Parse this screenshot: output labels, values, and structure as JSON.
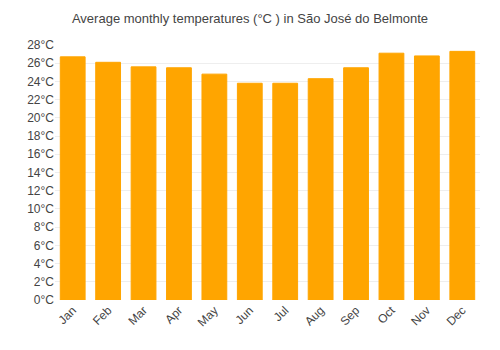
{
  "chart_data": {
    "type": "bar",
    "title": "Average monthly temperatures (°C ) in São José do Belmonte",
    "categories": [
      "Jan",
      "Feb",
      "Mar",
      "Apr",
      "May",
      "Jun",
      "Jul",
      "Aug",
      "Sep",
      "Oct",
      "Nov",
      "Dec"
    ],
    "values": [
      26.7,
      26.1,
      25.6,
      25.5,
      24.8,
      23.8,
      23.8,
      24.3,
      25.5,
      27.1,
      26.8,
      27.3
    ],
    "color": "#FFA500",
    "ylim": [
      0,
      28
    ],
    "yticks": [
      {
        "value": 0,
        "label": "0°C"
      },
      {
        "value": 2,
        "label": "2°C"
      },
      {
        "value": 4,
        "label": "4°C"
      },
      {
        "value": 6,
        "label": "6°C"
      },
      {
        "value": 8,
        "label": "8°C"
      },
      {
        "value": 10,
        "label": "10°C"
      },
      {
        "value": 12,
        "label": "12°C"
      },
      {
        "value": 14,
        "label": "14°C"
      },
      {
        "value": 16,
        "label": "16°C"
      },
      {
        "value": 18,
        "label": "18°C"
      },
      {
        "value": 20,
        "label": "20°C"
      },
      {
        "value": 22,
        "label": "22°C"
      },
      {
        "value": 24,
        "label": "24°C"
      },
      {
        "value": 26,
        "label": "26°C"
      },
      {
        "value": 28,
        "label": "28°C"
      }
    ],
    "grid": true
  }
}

• [Task details]:
The records above need to be restated word for word, with the pictures left out.

• [Problem solution]:
Parse this screenshot: output labels, values, and structure as JSON.
{
  "chart_data": {
    "type": "bar",
    "title": "Average monthly temperatures (°C ) in São José do Belmonte",
    "categories": [
      "Jan",
      "Feb",
      "Mar",
      "Apr",
      "May",
      "Jun",
      "Jul",
      "Aug",
      "Sep",
      "Oct",
      "Nov",
      "Dec"
    ],
    "values": [
      26.7,
      26.1,
      25.6,
      25.5,
      24.8,
      23.8,
      23.8,
      24.3,
      25.5,
      27.1,
      26.8,
      27.3
    ],
    "color": "#FFA500",
    "ylim": [
      0,
      28
    ],
    "yticks": [
      {
        "value": 0,
        "label": "0°C"
      },
      {
        "value": 2,
        "label": "2°C"
      },
      {
        "value": 4,
        "label": "4°C"
      },
      {
        "value": 6,
        "label": "6°C"
      },
      {
        "value": 8,
        "label": "8°C"
      },
      {
        "value": 10,
        "label": "10°C"
      },
      {
        "value": 12,
        "label": "12°C"
      },
      {
        "value": 14,
        "label": "14°C"
      },
      {
        "value": 16,
        "label": "16°C"
      },
      {
        "value": 18,
        "label": "18°C"
      },
      {
        "value": 20,
        "label": "20°C"
      },
      {
        "value": 22,
        "label": "22°C"
      },
      {
        "value": 24,
        "label": "24°C"
      },
      {
        "value": 26,
        "label": "26°C"
      },
      {
        "value": 28,
        "label": "28°C"
      }
    ],
    "grid": true
  }
}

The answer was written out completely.